(Stored records)
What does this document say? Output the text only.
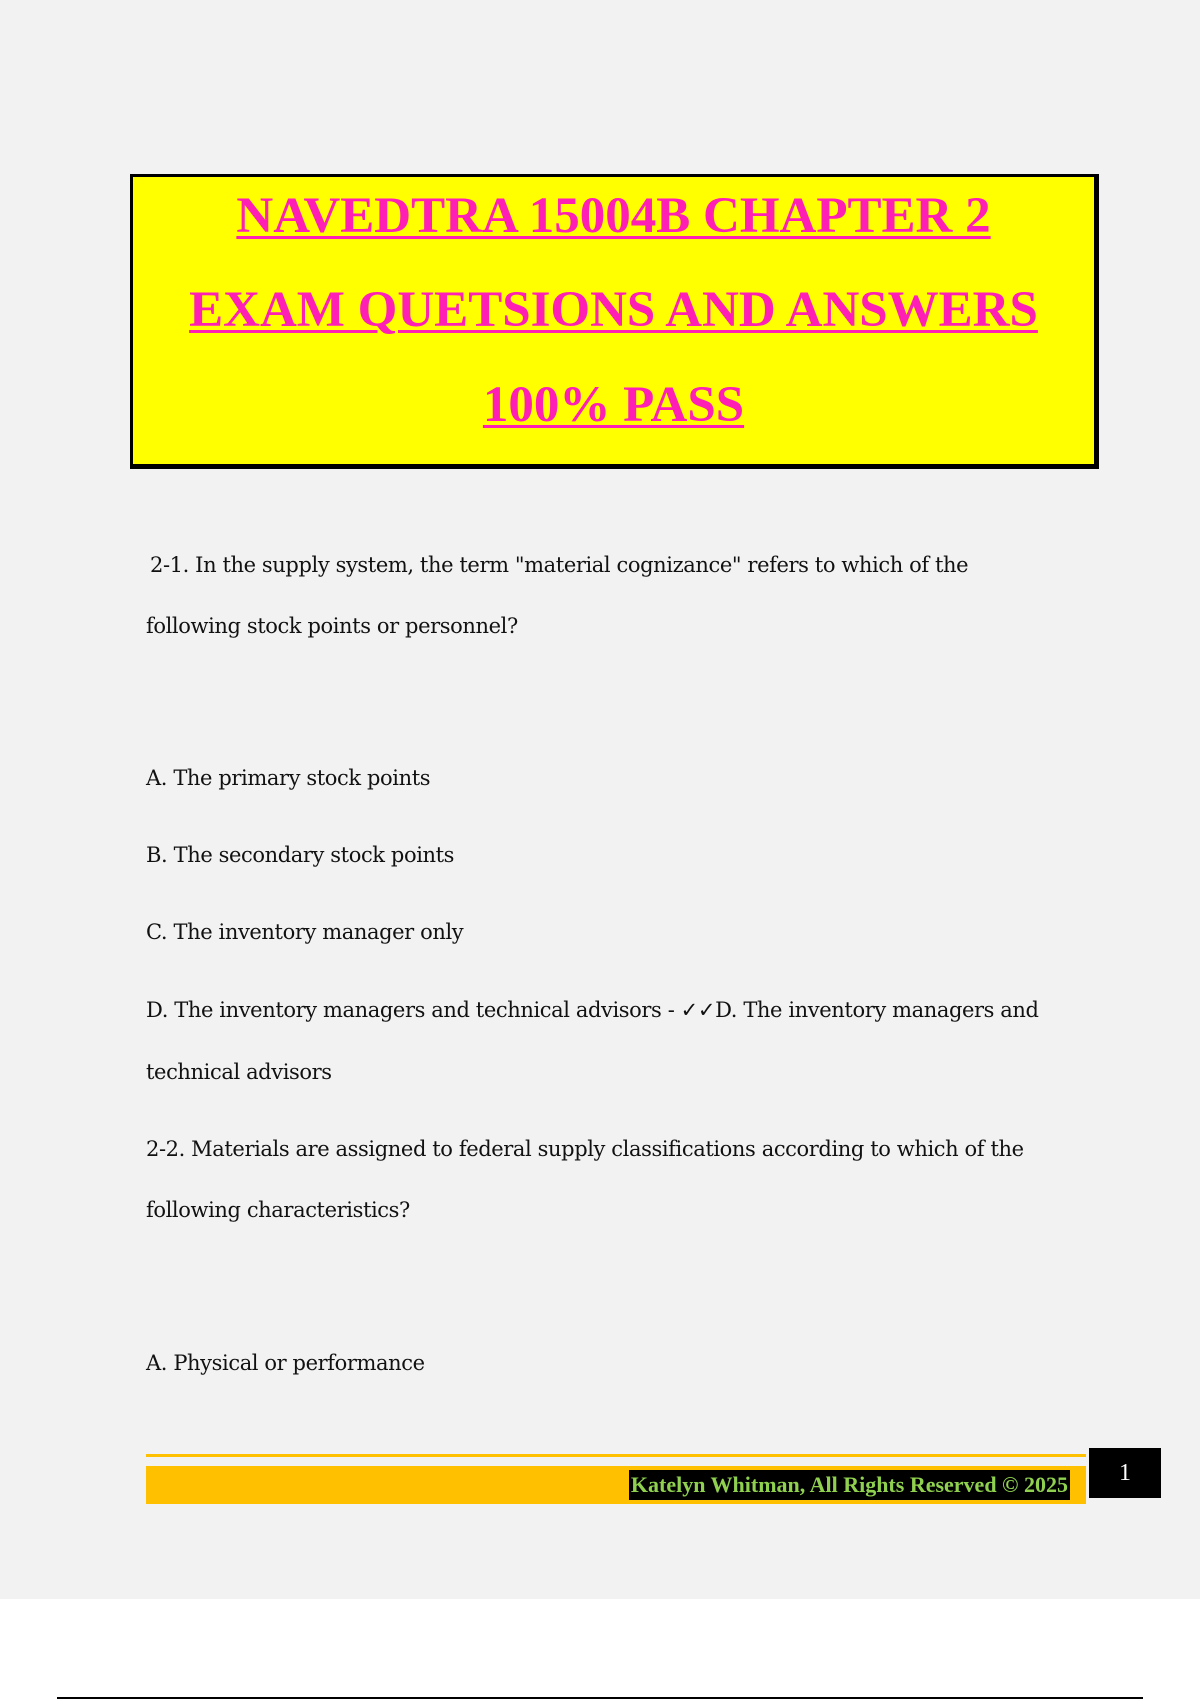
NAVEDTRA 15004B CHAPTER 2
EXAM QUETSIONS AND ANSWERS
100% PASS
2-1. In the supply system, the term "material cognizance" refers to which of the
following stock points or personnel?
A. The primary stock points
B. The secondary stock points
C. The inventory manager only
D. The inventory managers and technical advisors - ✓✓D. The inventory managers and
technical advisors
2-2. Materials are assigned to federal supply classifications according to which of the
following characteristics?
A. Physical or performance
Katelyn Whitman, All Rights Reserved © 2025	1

**The exercise**: Return every line above that contains the word "technical".

**Exercise output**:
D. The inventory managers and technical advisors - ✓✓D. The inventory managers and
technical advisors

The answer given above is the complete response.